Exercise task: Look through the listing and locate every line containing the word "coefficients"; copy those lines.

===== Data records

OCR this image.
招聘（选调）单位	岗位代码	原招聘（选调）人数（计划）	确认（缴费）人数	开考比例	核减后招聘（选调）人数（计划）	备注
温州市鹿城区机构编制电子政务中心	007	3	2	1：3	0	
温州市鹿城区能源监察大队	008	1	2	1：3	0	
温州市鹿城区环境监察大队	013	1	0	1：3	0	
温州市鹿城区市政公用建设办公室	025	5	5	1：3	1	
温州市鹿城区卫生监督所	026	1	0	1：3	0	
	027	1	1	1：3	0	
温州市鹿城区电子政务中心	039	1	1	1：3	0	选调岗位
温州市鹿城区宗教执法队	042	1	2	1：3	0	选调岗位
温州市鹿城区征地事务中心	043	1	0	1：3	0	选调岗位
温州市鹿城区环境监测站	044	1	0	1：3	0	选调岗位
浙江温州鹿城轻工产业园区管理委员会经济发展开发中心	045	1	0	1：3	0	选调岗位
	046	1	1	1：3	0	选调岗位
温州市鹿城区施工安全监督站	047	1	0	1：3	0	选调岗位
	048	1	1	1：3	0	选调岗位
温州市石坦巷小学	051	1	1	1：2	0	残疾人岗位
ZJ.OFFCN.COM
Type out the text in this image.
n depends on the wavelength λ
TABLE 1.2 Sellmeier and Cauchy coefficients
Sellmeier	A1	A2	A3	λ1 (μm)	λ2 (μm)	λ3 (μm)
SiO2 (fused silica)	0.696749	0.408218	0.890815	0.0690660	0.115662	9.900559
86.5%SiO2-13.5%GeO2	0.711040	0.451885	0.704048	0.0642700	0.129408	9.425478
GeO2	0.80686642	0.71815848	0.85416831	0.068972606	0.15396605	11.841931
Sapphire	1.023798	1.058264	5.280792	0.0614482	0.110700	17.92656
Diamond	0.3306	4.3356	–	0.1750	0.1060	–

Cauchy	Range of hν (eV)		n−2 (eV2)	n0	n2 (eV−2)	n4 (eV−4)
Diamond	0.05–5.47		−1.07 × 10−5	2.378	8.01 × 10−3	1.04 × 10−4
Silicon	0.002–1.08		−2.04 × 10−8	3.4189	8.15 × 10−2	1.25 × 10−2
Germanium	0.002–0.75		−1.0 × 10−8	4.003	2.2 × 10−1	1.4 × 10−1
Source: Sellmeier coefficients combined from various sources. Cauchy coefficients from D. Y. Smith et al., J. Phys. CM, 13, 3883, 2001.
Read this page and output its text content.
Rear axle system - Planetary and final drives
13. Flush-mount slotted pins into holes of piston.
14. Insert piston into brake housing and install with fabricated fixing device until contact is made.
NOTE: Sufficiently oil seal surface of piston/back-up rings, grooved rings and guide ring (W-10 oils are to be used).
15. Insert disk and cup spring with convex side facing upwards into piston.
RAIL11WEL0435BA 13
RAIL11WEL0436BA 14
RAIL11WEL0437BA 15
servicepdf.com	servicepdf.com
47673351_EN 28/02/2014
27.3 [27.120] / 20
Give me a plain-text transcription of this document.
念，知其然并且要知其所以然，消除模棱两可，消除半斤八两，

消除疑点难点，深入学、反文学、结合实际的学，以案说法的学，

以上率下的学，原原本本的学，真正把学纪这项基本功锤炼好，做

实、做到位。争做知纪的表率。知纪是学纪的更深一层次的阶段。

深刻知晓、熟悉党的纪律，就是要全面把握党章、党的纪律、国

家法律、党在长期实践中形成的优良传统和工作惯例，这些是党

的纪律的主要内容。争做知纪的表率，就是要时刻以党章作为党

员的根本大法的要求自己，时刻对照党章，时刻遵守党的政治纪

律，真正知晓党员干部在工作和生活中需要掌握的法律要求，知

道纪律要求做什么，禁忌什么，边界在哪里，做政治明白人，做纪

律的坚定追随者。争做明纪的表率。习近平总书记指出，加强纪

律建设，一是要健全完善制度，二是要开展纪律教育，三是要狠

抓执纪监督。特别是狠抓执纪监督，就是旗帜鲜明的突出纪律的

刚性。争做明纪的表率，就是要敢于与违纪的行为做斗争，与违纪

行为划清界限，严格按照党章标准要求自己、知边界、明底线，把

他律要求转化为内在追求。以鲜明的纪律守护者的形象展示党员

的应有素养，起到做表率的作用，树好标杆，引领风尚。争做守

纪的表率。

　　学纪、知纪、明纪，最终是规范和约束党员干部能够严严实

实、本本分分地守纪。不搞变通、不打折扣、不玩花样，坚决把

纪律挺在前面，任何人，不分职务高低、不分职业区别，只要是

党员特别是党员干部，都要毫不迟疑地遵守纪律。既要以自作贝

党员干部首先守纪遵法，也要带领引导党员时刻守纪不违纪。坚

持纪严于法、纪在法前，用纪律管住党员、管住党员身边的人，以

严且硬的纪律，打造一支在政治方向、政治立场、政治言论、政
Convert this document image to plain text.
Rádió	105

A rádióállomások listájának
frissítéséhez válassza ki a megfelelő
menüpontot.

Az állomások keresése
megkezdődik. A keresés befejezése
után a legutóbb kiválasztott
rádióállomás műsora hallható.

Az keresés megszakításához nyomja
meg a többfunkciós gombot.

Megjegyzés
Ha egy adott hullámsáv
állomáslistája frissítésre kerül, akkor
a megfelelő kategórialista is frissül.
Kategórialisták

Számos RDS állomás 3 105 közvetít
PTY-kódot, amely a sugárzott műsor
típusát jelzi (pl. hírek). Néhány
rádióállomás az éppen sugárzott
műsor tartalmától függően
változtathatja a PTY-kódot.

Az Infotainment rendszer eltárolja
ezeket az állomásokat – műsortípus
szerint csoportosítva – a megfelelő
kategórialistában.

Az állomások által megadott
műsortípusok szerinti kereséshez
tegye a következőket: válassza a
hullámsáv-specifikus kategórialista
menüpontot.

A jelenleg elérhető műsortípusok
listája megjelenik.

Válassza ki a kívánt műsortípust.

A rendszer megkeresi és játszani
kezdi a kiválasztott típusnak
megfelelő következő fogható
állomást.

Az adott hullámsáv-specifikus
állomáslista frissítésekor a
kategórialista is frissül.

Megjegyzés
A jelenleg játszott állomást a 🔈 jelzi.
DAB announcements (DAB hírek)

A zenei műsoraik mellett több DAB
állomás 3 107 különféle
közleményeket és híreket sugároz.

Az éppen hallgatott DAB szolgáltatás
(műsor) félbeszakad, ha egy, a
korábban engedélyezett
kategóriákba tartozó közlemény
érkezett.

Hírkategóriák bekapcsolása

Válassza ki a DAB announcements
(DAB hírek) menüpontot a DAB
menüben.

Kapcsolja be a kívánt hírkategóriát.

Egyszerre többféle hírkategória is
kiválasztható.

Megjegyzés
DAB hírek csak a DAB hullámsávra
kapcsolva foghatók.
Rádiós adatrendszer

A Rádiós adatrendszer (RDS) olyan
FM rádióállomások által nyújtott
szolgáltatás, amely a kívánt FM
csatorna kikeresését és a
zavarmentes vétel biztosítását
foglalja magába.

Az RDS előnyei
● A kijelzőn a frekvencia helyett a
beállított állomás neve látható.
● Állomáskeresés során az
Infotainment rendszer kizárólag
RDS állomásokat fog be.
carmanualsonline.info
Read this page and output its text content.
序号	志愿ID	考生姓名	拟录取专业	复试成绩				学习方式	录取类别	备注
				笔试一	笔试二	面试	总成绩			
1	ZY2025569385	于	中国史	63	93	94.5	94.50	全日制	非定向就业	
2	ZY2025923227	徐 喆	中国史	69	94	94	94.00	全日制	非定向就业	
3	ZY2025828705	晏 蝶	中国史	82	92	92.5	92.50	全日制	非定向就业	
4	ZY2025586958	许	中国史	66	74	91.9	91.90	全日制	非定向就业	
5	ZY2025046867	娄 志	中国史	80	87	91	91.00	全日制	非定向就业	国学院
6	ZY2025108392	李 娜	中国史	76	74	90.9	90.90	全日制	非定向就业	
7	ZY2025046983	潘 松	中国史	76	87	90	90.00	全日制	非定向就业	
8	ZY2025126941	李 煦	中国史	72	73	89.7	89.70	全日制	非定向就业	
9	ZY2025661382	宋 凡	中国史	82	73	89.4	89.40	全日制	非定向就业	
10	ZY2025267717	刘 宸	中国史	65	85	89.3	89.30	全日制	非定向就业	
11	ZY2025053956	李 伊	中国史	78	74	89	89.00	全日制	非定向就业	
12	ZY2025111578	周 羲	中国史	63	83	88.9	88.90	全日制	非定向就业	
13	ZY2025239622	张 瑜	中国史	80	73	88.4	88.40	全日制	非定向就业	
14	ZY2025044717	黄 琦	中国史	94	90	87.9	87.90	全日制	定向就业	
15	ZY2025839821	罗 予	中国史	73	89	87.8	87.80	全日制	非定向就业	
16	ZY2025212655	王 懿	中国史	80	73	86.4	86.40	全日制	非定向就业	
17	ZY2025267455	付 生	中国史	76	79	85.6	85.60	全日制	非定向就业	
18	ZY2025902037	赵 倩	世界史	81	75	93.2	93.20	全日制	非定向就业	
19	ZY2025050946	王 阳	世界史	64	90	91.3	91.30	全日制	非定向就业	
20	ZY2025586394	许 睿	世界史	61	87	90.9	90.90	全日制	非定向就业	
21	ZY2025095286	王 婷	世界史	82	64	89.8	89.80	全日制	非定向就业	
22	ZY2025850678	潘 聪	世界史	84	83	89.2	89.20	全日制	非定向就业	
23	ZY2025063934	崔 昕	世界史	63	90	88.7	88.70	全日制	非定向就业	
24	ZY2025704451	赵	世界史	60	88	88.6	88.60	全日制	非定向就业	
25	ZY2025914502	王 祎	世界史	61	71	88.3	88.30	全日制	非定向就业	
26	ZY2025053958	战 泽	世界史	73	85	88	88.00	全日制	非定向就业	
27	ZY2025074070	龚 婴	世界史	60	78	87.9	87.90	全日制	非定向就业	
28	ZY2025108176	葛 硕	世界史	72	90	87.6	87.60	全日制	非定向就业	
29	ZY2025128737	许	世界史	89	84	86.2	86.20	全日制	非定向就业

==========

Worked solution:
TABLE 1.2 Sellmeier and Cauchy coefficients
Source: Sellmeier coefficients combined from various sources. Cauchy coefficients from D. Y. Smith et al., J. Phys. CM, 13, 3883, 2001.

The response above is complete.